* _Problem description_:
Go through each line of the records below and count those with the word "Bahçeşehir". Give only the count.

━━━ Supplied data

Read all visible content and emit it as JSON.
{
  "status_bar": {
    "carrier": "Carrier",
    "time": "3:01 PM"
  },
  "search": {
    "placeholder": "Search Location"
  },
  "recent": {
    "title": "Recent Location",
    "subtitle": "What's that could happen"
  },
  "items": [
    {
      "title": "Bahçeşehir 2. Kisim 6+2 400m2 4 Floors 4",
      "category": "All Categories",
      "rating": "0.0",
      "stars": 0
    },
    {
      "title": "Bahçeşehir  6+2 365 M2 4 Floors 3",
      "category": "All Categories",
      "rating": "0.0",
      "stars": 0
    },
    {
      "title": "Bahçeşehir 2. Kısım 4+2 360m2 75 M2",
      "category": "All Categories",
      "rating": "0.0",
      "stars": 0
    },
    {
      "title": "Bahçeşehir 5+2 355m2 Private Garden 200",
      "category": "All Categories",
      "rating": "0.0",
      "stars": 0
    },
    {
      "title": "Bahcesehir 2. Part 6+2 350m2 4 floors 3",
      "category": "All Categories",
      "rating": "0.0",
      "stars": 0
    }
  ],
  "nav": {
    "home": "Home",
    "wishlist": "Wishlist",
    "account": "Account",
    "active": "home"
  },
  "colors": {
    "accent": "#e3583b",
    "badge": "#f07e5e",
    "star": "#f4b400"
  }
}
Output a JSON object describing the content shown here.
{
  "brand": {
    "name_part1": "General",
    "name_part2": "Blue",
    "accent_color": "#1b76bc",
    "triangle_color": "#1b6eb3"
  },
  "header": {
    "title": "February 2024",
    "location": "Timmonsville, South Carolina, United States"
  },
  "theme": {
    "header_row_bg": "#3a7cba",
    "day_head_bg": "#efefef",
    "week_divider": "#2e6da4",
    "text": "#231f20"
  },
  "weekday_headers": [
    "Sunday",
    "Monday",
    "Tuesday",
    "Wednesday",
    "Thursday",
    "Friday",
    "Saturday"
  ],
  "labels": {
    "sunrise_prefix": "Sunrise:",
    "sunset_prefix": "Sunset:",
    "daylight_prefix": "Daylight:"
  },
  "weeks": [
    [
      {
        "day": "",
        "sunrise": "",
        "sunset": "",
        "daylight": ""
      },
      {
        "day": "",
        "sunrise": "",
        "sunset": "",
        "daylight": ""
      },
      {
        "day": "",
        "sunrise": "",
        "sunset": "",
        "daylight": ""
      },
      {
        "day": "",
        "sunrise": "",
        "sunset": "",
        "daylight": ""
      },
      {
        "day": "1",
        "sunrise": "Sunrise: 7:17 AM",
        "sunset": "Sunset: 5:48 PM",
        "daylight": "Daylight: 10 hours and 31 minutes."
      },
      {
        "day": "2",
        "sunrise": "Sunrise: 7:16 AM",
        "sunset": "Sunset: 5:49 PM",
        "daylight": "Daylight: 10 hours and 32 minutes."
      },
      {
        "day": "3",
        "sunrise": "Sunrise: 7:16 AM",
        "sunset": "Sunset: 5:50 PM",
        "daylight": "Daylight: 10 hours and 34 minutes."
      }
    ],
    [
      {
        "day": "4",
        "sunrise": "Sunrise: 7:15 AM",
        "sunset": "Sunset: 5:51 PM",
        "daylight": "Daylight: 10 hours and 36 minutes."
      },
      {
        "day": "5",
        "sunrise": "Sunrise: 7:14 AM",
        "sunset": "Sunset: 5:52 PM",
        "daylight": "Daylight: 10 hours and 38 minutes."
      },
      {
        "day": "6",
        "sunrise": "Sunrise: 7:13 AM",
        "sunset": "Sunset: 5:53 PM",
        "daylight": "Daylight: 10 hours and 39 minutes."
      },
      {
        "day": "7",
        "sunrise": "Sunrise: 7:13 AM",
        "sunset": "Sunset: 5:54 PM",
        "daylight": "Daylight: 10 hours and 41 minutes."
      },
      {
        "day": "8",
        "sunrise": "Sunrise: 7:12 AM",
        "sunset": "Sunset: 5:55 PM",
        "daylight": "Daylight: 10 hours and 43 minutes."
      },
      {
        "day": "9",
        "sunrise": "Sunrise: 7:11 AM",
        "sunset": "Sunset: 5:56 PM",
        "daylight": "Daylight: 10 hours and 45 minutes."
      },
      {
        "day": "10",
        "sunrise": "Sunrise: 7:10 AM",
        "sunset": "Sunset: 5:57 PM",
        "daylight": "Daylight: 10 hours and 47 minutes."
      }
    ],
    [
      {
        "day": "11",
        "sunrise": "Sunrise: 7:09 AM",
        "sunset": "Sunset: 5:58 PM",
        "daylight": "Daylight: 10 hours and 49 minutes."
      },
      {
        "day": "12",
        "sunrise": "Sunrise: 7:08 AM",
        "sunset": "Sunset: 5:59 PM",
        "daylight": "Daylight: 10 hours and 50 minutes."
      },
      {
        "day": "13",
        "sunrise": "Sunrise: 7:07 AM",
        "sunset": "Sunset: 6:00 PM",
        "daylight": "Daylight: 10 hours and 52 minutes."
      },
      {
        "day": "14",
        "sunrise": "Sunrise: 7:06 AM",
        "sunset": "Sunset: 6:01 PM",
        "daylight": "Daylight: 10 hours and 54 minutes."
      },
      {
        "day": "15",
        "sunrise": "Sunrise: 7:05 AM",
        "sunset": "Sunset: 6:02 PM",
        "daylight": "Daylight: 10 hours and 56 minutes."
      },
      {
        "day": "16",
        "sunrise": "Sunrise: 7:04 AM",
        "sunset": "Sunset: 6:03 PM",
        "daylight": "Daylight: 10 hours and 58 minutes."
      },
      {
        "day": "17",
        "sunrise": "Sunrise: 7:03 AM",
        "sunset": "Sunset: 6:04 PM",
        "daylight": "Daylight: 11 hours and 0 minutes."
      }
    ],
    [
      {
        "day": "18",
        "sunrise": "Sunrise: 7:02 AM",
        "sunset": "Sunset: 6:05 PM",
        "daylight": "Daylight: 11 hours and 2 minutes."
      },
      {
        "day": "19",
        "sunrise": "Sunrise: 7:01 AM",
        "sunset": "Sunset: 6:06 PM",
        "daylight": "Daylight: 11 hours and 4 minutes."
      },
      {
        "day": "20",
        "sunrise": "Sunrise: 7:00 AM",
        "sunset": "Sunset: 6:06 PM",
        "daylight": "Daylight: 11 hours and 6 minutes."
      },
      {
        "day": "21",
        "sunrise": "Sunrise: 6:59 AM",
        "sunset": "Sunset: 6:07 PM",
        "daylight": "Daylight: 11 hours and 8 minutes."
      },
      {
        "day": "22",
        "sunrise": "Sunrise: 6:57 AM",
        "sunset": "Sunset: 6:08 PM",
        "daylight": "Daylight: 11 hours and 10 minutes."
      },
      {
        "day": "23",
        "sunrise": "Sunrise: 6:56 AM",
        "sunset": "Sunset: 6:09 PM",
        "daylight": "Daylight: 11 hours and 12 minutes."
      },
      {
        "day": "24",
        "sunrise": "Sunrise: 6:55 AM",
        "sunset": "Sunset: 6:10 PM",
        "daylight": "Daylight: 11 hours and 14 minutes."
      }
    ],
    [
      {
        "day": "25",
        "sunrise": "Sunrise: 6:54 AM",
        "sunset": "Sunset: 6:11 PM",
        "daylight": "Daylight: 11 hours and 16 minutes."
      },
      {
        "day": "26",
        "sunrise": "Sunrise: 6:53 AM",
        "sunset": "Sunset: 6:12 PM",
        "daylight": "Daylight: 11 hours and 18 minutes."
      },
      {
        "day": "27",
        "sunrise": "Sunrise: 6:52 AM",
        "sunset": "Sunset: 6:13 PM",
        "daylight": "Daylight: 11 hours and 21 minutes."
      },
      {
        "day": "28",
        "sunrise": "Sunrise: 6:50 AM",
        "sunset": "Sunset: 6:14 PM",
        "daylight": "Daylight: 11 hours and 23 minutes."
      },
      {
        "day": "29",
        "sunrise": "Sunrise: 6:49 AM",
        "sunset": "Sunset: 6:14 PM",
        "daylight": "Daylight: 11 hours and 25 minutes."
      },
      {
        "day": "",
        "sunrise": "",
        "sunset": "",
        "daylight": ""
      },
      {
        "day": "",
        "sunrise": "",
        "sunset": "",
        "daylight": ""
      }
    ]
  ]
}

━━━━━━

* _Written solution_:
4